| WHAT YOU WILL DO |
Check every line below for the string "body", and copy the lines that contain it.

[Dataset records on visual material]
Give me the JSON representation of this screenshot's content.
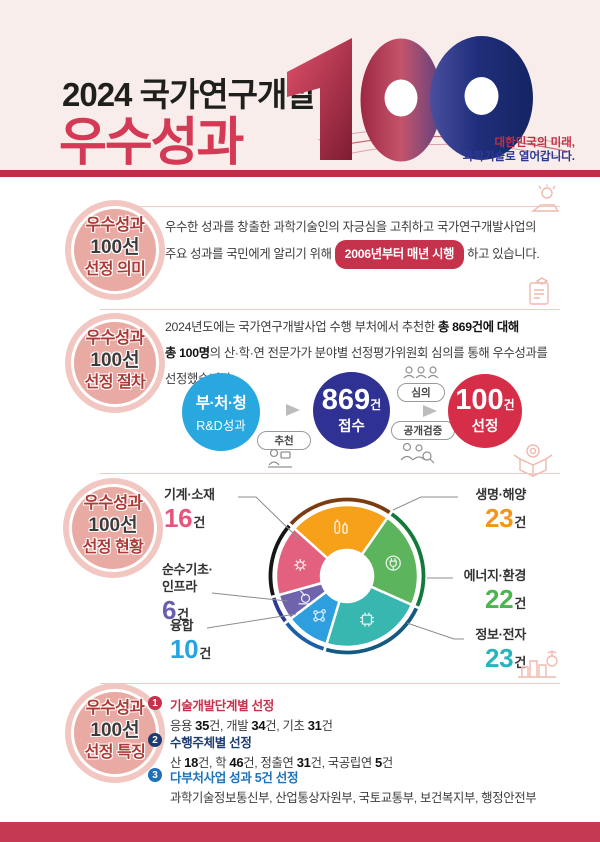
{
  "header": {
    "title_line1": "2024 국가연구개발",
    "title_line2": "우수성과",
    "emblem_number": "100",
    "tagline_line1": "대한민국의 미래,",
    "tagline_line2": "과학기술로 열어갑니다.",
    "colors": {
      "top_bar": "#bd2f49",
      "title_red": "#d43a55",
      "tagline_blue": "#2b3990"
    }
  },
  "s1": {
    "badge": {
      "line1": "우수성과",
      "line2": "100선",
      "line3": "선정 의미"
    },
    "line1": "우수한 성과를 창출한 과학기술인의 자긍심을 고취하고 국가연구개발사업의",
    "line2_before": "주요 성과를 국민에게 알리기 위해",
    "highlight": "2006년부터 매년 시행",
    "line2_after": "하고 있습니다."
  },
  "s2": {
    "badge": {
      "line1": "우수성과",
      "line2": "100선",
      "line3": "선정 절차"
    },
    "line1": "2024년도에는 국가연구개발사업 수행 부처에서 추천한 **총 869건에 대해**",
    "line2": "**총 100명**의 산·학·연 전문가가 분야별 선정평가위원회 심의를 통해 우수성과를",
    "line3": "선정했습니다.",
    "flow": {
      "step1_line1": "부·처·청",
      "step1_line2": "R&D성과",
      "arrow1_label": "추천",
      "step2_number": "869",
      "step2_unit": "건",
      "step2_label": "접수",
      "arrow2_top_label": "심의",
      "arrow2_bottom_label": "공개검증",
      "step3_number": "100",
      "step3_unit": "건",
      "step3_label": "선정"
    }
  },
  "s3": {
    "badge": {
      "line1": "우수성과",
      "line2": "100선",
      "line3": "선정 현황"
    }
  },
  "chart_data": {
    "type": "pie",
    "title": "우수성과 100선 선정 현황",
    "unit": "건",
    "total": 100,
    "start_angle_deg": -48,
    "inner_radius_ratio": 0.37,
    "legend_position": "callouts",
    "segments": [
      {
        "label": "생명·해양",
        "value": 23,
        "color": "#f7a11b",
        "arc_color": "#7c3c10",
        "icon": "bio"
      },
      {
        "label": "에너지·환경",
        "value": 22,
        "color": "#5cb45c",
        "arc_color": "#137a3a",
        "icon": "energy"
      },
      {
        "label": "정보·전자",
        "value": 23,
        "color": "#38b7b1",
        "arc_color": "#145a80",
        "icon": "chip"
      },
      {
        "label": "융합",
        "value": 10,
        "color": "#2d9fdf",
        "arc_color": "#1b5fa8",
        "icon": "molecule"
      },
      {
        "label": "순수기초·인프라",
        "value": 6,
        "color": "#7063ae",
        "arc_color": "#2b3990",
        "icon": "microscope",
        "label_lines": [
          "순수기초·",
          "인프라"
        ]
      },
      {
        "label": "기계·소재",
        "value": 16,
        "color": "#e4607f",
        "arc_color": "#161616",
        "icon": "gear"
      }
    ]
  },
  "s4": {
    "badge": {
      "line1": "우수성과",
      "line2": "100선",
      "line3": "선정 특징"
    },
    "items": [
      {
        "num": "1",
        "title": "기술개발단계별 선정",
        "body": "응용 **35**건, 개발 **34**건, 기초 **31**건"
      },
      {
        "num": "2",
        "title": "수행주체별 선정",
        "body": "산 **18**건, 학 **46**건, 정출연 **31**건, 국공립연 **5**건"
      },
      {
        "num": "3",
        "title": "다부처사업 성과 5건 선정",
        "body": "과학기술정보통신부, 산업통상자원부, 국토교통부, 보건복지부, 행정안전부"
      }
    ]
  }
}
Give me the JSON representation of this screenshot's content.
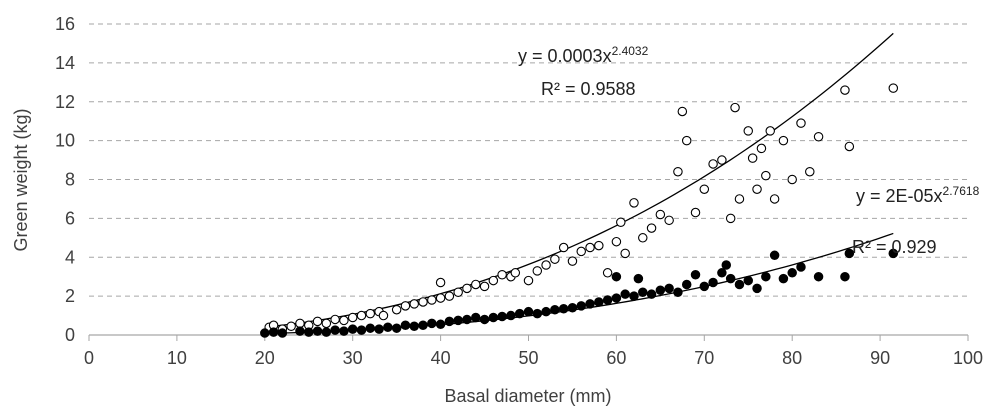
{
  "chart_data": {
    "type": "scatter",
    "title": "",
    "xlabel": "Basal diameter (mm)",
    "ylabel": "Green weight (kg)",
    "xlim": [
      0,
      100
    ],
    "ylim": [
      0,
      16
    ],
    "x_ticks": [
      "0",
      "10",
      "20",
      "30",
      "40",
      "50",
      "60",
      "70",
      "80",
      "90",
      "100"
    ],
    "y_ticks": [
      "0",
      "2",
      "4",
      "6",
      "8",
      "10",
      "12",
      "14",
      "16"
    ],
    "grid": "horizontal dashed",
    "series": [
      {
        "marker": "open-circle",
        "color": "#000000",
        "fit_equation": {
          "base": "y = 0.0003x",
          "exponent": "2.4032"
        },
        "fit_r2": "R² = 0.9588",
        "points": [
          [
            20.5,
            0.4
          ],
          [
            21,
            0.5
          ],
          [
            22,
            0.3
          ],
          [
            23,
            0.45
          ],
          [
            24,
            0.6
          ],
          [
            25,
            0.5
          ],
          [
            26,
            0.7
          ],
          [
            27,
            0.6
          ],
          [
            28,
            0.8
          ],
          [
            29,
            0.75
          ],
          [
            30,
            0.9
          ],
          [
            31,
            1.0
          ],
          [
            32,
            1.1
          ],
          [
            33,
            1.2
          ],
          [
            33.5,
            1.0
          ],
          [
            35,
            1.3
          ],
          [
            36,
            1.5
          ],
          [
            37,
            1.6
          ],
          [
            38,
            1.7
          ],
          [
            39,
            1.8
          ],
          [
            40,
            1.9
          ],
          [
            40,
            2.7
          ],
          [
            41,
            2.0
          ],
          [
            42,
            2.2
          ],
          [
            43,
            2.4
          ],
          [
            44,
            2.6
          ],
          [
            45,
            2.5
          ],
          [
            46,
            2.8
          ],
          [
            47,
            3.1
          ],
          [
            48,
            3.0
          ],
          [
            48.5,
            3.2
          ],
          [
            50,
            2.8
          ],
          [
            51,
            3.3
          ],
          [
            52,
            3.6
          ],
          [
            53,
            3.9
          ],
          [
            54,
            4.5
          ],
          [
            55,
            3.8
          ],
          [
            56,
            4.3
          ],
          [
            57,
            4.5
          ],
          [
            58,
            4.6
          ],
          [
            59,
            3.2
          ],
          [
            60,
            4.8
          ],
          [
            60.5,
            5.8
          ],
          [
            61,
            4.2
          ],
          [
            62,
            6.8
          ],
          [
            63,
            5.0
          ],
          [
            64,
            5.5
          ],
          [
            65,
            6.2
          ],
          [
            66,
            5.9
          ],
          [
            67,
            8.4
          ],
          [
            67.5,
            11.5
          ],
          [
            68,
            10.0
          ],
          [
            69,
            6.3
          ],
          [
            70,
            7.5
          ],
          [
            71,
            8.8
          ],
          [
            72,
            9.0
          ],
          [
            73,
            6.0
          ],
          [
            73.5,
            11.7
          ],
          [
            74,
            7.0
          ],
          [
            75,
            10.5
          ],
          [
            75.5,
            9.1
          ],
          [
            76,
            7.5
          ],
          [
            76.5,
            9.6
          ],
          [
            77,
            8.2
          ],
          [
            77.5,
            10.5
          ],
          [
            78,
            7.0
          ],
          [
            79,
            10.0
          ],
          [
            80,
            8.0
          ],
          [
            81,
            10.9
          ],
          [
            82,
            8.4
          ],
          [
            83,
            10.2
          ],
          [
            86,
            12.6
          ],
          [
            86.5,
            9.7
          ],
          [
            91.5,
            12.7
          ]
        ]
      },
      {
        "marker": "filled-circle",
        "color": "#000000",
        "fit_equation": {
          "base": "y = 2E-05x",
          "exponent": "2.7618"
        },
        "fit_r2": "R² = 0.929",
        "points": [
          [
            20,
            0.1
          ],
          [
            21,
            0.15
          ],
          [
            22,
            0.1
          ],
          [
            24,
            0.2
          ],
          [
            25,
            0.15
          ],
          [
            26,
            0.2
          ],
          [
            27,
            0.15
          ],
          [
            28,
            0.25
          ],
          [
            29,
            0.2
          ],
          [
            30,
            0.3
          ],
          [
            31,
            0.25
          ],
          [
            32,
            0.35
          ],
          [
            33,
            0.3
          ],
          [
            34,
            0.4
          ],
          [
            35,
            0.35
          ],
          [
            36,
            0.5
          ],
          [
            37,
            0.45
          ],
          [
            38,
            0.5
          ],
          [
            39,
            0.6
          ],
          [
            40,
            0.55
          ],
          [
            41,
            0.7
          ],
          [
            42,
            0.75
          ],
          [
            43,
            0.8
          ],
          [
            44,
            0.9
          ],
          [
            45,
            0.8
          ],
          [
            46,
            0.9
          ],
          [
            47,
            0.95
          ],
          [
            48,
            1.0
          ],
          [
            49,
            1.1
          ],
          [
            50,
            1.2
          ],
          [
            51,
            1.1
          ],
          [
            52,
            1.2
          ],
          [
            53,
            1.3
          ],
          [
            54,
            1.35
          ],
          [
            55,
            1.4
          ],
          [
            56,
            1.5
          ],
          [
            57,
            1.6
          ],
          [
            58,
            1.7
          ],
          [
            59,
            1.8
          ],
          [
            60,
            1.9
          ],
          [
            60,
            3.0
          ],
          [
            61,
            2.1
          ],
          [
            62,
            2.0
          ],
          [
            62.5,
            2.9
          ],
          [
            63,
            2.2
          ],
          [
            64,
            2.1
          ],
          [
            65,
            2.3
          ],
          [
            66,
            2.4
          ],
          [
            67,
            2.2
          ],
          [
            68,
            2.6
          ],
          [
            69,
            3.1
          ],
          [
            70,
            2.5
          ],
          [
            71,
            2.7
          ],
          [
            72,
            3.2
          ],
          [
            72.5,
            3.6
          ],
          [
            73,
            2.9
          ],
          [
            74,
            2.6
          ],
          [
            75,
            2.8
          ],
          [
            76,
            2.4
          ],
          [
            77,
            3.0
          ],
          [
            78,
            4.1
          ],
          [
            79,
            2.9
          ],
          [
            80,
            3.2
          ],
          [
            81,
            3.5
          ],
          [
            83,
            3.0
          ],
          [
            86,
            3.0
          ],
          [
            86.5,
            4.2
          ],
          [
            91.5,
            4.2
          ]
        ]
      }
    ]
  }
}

| RIGHT ANSWER |
        "body": "응용 **35**건, 개발 **34**건, 기초 **31**건"
        "body": "산 **18**건, 학 **46**건, 정출연 **31**건, 국공립연 **5**건"
        "body": "과학기술정보통신부, 산업통상자원부, 국토교통부, 보건복지부, 행정안전부"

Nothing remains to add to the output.